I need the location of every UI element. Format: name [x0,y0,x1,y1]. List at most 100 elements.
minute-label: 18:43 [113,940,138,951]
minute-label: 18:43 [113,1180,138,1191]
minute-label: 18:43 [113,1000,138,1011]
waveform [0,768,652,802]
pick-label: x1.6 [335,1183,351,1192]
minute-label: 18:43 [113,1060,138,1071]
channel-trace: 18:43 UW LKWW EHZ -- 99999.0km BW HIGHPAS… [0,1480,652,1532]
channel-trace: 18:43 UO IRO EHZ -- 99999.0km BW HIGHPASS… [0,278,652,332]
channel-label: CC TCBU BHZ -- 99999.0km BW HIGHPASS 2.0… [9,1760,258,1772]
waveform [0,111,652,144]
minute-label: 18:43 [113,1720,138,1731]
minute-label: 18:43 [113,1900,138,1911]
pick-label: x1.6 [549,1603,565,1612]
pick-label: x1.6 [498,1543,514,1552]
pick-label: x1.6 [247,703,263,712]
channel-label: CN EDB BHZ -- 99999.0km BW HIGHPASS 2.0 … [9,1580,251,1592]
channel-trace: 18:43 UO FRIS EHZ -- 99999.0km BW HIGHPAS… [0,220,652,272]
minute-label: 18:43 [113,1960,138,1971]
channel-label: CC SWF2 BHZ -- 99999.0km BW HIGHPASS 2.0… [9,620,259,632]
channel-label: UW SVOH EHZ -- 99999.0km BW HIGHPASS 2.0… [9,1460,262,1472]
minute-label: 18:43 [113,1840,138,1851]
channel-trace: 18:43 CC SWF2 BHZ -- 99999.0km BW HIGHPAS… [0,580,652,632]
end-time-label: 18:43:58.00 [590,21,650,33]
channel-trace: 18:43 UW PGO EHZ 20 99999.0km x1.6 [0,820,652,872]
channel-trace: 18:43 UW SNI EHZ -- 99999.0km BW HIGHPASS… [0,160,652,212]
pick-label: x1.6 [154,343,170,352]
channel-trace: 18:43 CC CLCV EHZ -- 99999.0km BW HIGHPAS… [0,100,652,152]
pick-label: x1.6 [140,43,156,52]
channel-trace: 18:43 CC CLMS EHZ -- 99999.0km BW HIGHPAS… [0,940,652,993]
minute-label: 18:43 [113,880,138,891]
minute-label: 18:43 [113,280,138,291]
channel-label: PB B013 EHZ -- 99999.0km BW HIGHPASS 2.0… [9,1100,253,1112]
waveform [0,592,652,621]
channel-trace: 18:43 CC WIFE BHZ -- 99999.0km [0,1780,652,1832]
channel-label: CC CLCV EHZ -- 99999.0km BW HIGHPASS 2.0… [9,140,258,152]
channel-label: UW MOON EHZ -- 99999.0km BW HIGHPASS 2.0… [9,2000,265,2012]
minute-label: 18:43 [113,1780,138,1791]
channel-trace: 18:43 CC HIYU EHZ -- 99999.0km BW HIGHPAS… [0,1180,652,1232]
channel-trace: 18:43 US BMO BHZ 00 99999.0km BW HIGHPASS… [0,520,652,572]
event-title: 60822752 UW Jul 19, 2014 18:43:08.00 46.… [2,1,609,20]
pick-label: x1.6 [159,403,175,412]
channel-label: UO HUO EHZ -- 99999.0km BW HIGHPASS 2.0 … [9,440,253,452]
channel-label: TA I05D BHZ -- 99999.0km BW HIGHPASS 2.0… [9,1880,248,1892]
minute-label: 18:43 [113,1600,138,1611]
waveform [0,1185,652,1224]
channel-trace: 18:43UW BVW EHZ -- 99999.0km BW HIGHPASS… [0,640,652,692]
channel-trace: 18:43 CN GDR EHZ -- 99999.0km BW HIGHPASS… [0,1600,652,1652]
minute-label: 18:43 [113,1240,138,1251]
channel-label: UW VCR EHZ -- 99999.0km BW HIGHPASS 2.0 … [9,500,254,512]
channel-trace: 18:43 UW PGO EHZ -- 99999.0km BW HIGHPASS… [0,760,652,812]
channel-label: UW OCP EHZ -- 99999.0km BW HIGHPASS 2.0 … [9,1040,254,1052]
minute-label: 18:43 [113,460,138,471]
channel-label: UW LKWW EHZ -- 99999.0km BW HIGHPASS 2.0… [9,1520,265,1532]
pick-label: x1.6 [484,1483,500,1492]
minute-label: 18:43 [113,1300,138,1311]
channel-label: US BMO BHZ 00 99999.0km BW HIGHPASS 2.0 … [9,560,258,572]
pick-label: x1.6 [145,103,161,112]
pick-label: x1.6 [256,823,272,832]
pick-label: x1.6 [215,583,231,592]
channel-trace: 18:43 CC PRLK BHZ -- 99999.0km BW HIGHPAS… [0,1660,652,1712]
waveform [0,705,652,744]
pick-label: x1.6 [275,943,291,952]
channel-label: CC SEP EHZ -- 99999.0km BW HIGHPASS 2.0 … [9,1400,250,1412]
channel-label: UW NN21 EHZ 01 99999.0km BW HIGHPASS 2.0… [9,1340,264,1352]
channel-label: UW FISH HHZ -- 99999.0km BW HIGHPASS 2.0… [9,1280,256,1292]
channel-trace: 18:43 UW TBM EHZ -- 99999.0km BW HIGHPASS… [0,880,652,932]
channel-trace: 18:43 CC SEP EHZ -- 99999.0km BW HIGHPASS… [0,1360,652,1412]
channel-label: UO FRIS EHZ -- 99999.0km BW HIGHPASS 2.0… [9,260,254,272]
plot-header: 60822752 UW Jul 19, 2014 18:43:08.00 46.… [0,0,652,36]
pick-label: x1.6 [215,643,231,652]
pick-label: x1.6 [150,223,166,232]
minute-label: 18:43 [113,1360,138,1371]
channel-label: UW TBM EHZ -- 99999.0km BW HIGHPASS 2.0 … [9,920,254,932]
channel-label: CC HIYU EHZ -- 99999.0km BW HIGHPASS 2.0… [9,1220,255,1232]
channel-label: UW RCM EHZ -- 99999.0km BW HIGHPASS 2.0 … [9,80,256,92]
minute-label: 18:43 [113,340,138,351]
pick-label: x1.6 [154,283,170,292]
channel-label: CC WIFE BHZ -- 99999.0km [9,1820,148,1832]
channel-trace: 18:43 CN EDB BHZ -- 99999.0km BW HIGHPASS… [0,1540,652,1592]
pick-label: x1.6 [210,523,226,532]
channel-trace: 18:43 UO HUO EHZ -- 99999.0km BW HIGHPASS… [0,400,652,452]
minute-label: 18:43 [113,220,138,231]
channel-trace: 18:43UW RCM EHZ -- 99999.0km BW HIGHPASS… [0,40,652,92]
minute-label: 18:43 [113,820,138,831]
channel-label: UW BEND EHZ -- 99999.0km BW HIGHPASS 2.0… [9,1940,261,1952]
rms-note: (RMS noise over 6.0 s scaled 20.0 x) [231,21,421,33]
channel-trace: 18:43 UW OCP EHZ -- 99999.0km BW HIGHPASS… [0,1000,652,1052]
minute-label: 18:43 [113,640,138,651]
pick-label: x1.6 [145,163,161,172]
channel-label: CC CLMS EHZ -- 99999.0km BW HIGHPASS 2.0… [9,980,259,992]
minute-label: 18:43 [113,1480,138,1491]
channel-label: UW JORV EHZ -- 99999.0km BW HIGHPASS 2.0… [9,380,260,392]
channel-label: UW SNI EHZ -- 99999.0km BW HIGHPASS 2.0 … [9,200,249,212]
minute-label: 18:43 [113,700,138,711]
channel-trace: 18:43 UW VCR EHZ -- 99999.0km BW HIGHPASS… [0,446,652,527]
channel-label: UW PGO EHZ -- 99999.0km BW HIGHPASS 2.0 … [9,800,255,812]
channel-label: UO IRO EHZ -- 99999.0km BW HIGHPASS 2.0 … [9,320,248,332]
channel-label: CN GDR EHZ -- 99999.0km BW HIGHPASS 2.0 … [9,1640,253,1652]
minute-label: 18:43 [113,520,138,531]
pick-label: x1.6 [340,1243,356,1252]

Compito scritto – Individua nei dati sopra ogni riga che contiene la stringa "CLCV" e copiala per intero.

Risposta –
channel-trace: 18:43 CC CLCV EHZ -- 99999.0km BW HIGHPAS… [0,100,652,152]
channel-label: CC CLCV EHZ -- 99999.0km BW HIGHPASS 2.0… [9,140,258,152]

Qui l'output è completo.